§ LISTING
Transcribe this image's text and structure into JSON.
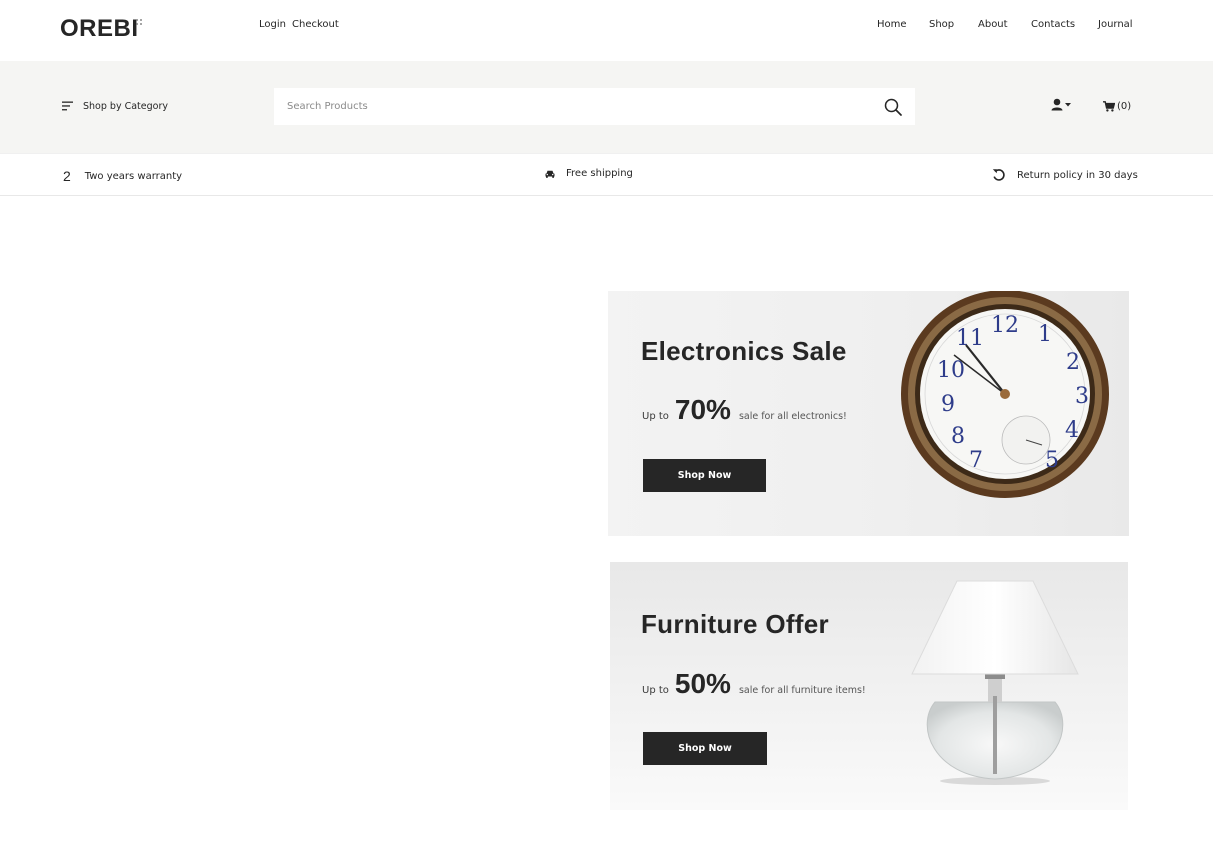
{
  "brand": {
    "logo": "OREBI"
  },
  "top_links": {
    "login": "Login",
    "checkout": "Checkout"
  },
  "nav": [
    {
      "label": "Home"
    },
    {
      "label": "Shop"
    },
    {
      "label": "About"
    },
    {
      "label": "Contacts"
    },
    {
      "label": "Journal"
    }
  ],
  "search_bar": {
    "category_label": "Shop by Category",
    "placeholder": "Search Products",
    "cart_count": "(0)"
  },
  "features": {
    "warranty_number": "2",
    "warranty": "Two years warranty",
    "shipping": "Free shipping",
    "returns": "Return policy in 30 days"
  },
  "banners": [
    {
      "title": "Electronics Sale",
      "up_to": "Up to",
      "percent": "70%",
      "description": "sale for all electronics!",
      "button": "Shop Now"
    },
    {
      "title": "Furniture Offer",
      "up_to": "Up to",
      "percent": "50%",
      "description": "sale for all furniture items!",
      "button": "Shop Now"
    }
  ],
  "colors": {
    "text": "#262626",
    "band_bg": "#f5f5f3",
    "button_bg": "#262626"
  },
  "icons": [
    "menu-lines-icon",
    "search-icon",
    "user-icon",
    "caret-down-icon",
    "cart-icon",
    "car-icon",
    "return-icon"
  ]
}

§ EXERCISE REQUIREMENTS
Copy the records exactly. Skip the pictures.

§ WRITTEN RESPONSE
Transcribe this image's text and structure into JSON.
{
  "brand": {
    "logo": "OREBI"
  },
  "top_links": {
    "login": "Login",
    "checkout": "Checkout"
  },
  "nav": [
    {
      "label": "Home"
    },
    {
      "label": "Shop"
    },
    {
      "label": "About"
    },
    {
      "label": "Contacts"
    },
    {
      "label": "Journal"
    }
  ],
  "search_bar": {
    "category_label": "Shop by Category",
    "placeholder": "Search Products",
    "cart_count": "(0)"
  },
  "features": {
    "warranty_number": "2",
    "warranty": "Two years warranty",
    "shipping": "Free shipping",
    "returns": "Return policy in 30 days"
  },
  "banners": [
    {
      "title": "Electronics Sale",
      "up_to": "Up to",
      "percent": "70%",
      "description": "sale for all electronics!",
      "button": "Shop Now"
    },
    {
      "title": "Furniture Offer",
      "up_to": "Up to",
      "percent": "50%",
      "description": "sale for all furniture items!",
      "button": "Shop Now"
    }
  ],
  "colors": {
    "text": "#262626",
    "band_bg": "#f5f5f3",
    "button_bg": "#262626"
  },
  "icons": [
    "menu-lines-icon",
    "search-icon",
    "user-icon",
    "caret-down-icon",
    "cart-icon",
    "car-icon",
    "return-icon"
  ]
}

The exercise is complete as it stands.